To do
In full and without alteration, give the listing again.

-- Start Provided records --

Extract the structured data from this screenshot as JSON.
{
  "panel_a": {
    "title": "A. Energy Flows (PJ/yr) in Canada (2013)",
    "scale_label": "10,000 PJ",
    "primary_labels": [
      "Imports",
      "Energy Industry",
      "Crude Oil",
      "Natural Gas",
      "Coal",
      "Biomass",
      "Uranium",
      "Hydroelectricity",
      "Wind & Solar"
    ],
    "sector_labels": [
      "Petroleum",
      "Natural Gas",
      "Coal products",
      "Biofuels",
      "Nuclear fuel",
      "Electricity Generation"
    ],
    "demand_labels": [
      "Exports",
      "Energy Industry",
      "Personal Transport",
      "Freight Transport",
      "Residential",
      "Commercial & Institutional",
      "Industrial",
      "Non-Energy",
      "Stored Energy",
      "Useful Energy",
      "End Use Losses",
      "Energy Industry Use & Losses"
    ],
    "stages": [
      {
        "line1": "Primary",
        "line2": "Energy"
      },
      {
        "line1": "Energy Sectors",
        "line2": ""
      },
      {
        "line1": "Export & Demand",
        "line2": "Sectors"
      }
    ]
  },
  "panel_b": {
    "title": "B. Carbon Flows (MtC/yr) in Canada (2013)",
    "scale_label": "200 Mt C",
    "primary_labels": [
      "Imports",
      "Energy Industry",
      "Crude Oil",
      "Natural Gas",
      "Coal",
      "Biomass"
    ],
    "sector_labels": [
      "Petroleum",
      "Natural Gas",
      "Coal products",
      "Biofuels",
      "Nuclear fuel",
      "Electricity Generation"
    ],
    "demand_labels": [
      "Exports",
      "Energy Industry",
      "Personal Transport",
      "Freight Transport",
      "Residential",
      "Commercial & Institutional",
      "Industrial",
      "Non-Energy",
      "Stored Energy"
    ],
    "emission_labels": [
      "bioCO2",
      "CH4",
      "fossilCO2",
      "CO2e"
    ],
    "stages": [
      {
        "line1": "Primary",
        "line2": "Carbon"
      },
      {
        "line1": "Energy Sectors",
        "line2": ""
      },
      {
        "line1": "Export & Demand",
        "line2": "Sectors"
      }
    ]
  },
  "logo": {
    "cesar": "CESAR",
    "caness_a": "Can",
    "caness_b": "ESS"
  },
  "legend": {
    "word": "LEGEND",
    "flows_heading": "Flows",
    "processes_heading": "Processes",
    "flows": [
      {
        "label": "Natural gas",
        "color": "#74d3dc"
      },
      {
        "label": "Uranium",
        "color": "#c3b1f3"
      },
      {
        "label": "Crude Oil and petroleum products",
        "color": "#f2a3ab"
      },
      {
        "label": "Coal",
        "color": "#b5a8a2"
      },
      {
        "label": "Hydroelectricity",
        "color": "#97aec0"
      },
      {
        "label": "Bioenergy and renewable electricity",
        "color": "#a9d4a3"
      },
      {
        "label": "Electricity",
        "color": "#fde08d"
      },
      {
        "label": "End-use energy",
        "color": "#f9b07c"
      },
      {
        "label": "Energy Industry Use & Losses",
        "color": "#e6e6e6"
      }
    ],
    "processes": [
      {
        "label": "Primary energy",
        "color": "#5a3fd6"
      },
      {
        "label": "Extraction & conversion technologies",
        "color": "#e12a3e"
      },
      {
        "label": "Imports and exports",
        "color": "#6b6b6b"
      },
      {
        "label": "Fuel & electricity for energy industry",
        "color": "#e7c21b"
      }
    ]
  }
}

-- End Provided records --

Output below
Extract the structured data from this screenshot as JSON.
{
  "panel_a": {
    "title": "A. Energy Flows (PJ/yr) in Canada (2013)",
    "scale_label": "10,000 PJ",
    "primary_labels": [
      "Imports",
      "Energy Industry",
      "Crude Oil",
      "Natural Gas",
      "Coal",
      "Biomass",
      "Uranium",
      "Hydroelectricity",
      "Wind & Solar"
    ],
    "sector_labels": [
      "Petroleum",
      "Natural Gas",
      "Coal products",
      "Biofuels",
      "Nuclear fuel",
      "Electricity Generation"
    ],
    "demand_labels": [
      "Exports",
      "Energy Industry",
      "Personal Transport",
      "Freight Transport",
      "Residential",
      "Commercial & Institutional",
      "Industrial",
      "Non-Energy",
      "Stored Energy",
      "Useful Energy",
      "End Use Losses",
      "Energy Industry Use & Losses"
    ],
    "stages": [
      {
        "line1": "Primary",
        "line2": "Energy"
      },
      {
        "line1": "Energy Sectors",
        "line2": ""
      },
      {
        "line1": "Export & Demand",
        "line2": "Sectors"
      }
    ]
  },
  "panel_b": {
    "title": "B. Carbon Flows (MtC/yr) in Canada (2013)",
    "scale_label": "200 Mt C",
    "primary_labels": [
      "Imports",
      "Energy Industry",
      "Crude Oil",
      "Natural Gas",
      "Coal",
      "Biomass"
    ],
    "sector_labels": [
      "Petroleum",
      "Natural Gas",
      "Coal products",
      "Biofuels",
      "Nuclear fuel",
      "Electricity Generation"
    ],
    "demand_labels": [
      "Exports",
      "Energy Industry",
      "Personal Transport",
      "Freight Transport",
      "Residential",
      "Commercial & Institutional",
      "Industrial",
      "Non-Energy",
      "Stored Energy"
    ],
    "emission_labels": [
      "bioCO2",
      "CH4",
      "fossilCO2",
      "CO2e"
    ],
    "stages": [
      {
        "line1": "Primary",
        "line2": "Carbon"
      },
      {
        "line1": "Energy Sectors",
        "line2": ""
      },
      {
        "line1": "Export & Demand",
        "line2": "Sectors"
      }
    ]
  },
  "logo": {
    "cesar": "CESAR",
    "caness_a": "Can",
    "caness_b": "ESS"
  },
  "legend": {
    "word": "LEGEND",
    "flows_heading": "Flows",
    "processes_heading": "Processes",
    "flows": [
      {
        "label": "Natural gas",
        "color": "#74d3dc"
      },
      {
        "label": "Uranium",
        "color": "#c3b1f3"
      },
      {
        "label": "Crude Oil and petroleum products",
        "color": "#f2a3ab"
      },
      {
        "label": "Coal",
        "color": "#b5a8a2"
      },
      {
        "label": "Hydroelectricity",
        "color": "#97aec0"
      },
      {
        "label": "Bioenergy and renewable electricity",
        "color": "#a9d4a3"
      },
      {
        "label": "Electricity",
        "color": "#fde08d"
      },
      {
        "label": "End-use energy",
        "color": "#f9b07c"
      },
      {
        "label": "Energy Industry Use & Losses",
        "color": "#e6e6e6"
      }
    ],
    "processes": [
      {
        "label": "Primary energy",
        "color": "#5a3fd6"
      },
      {
        "label": "Extraction & conversion technologies",
        "color": "#e12a3e"
      },
      {
        "label": "Imports and exports",
        "color": "#6b6b6b"
      },
      {
        "label": "Fuel & electricity for energy industry",
        "color": "#e7c21b"
      }
    ]
  }
}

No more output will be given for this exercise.